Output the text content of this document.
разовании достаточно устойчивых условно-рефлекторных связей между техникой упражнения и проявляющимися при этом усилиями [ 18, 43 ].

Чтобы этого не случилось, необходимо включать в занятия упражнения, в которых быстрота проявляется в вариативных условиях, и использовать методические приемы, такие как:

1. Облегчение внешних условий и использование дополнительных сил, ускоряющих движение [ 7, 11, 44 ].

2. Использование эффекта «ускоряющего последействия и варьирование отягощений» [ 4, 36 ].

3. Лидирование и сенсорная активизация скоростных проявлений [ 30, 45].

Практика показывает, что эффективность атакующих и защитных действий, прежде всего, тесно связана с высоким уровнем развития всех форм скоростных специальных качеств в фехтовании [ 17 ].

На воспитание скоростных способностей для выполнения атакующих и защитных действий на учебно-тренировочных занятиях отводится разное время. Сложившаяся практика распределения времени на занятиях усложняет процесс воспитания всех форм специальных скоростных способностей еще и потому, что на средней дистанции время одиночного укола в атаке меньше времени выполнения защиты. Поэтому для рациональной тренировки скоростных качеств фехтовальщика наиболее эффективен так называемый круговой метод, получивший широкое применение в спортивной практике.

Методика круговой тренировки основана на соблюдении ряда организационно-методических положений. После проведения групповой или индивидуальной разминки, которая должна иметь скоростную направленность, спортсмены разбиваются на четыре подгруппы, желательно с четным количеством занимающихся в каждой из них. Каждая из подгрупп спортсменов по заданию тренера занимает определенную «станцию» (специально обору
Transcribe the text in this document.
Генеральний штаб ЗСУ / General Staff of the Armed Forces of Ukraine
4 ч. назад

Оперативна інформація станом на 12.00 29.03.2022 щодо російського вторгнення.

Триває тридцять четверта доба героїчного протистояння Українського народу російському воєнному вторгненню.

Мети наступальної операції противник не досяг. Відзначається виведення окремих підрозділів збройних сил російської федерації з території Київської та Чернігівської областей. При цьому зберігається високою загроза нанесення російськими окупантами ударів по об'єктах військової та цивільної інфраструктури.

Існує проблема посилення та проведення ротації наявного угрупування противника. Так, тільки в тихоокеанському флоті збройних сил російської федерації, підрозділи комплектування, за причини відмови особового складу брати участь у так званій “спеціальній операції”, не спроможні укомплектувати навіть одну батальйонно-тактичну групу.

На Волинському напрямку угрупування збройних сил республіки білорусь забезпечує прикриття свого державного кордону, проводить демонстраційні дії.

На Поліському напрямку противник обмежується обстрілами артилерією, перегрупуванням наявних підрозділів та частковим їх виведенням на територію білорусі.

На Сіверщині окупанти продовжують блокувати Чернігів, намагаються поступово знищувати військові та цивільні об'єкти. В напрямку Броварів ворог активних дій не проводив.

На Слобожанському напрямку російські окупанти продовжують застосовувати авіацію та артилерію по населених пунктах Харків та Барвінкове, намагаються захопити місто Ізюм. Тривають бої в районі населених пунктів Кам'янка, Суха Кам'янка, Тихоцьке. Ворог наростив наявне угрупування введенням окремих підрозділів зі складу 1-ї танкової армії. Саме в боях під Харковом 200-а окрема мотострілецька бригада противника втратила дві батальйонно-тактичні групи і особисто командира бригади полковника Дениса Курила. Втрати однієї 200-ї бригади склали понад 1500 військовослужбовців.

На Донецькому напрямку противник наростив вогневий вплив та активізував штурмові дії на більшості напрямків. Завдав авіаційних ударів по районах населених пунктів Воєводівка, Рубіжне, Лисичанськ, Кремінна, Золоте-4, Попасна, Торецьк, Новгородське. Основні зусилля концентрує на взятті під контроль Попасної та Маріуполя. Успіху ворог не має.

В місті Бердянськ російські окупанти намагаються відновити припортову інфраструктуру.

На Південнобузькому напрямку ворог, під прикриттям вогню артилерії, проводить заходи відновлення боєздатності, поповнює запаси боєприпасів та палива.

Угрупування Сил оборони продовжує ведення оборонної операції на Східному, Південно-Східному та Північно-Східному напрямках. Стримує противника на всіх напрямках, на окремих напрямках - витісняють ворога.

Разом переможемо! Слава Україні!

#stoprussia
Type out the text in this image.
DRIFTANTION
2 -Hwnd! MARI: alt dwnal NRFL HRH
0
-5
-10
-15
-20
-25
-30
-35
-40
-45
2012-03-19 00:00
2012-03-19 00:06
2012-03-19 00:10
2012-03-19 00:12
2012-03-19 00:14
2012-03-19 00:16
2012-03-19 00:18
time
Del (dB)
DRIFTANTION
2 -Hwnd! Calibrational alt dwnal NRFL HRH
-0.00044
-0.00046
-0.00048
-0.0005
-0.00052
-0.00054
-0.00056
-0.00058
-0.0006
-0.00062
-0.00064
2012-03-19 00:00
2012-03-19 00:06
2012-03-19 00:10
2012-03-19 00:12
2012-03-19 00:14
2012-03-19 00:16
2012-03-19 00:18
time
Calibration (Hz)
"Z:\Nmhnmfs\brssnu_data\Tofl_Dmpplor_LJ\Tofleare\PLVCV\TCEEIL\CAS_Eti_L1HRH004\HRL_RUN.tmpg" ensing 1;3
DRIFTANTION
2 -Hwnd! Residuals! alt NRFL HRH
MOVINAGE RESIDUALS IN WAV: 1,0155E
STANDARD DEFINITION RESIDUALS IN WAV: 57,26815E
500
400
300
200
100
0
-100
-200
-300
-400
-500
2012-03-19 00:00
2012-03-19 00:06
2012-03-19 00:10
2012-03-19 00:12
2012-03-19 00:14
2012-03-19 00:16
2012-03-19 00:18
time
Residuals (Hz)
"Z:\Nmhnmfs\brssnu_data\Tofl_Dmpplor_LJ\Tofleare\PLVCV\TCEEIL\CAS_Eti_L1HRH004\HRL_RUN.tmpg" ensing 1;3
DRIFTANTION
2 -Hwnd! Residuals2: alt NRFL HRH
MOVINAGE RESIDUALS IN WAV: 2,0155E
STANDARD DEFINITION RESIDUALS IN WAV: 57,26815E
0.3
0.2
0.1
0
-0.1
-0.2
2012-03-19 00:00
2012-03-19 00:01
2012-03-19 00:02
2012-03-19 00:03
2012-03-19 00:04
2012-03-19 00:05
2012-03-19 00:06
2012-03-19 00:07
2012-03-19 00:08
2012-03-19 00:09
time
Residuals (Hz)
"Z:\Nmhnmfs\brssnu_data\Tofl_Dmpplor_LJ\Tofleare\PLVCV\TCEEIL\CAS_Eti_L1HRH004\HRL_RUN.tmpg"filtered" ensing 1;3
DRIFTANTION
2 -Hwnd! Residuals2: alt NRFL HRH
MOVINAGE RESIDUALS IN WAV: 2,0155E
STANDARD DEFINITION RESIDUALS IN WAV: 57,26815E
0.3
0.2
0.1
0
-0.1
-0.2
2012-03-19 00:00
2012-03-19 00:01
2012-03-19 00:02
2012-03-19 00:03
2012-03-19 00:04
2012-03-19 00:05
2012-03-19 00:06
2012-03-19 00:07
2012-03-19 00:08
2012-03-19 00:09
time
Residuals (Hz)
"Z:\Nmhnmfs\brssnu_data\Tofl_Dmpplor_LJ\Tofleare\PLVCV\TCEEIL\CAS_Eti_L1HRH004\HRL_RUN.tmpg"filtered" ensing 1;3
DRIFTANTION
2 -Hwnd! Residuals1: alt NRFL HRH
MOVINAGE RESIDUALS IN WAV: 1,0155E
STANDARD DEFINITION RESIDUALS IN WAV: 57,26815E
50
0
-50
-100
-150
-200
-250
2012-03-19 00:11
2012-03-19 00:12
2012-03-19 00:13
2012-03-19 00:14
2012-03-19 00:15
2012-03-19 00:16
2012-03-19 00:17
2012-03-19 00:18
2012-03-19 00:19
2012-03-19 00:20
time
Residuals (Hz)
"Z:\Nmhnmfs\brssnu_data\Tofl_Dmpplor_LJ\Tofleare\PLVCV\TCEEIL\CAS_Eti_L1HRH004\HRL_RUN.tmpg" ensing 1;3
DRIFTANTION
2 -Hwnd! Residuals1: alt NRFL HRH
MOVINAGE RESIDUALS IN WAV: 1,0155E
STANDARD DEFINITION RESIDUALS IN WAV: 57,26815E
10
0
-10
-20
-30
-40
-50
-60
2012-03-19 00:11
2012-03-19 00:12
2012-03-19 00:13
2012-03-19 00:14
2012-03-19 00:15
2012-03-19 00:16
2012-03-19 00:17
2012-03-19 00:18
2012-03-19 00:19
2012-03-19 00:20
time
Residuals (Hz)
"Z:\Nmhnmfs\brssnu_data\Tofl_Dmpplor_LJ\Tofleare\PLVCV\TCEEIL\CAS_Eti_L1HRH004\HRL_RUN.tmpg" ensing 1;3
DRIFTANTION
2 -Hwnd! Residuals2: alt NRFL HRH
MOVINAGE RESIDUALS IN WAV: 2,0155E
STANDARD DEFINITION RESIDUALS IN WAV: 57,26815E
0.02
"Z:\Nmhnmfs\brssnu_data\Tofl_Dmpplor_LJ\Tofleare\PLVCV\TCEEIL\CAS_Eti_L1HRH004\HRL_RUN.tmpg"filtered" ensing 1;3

####################

- **What is needed**:
List the lines of the material in which the word "специальных" occurs.

- **Result of the task**:
Практика показывает, что эффективность атакующих и защитных действий, прежде всего, тесно связана с высоким уровнем развития всех форм скоростных специальных качеств в фехтовании [ 17 ].
На воспитание скоростных способностей для выполнения атакующих и защитных действий на учебно-тренировочных занятиях отводится разное время. Сложившаяся практика распределения времени на занятиях усложняет процесс воспитания всех форм специальных скоростных способностей еще и потому, что на средней дистанции время одиночного укола в атаке меньше времени выполнения защиты. Поэтому для рациональной тренировки скоростных качеств фехтовальщика наиболее эффективен так называемый круговой метод, получивший широкое применение в спортивной практике.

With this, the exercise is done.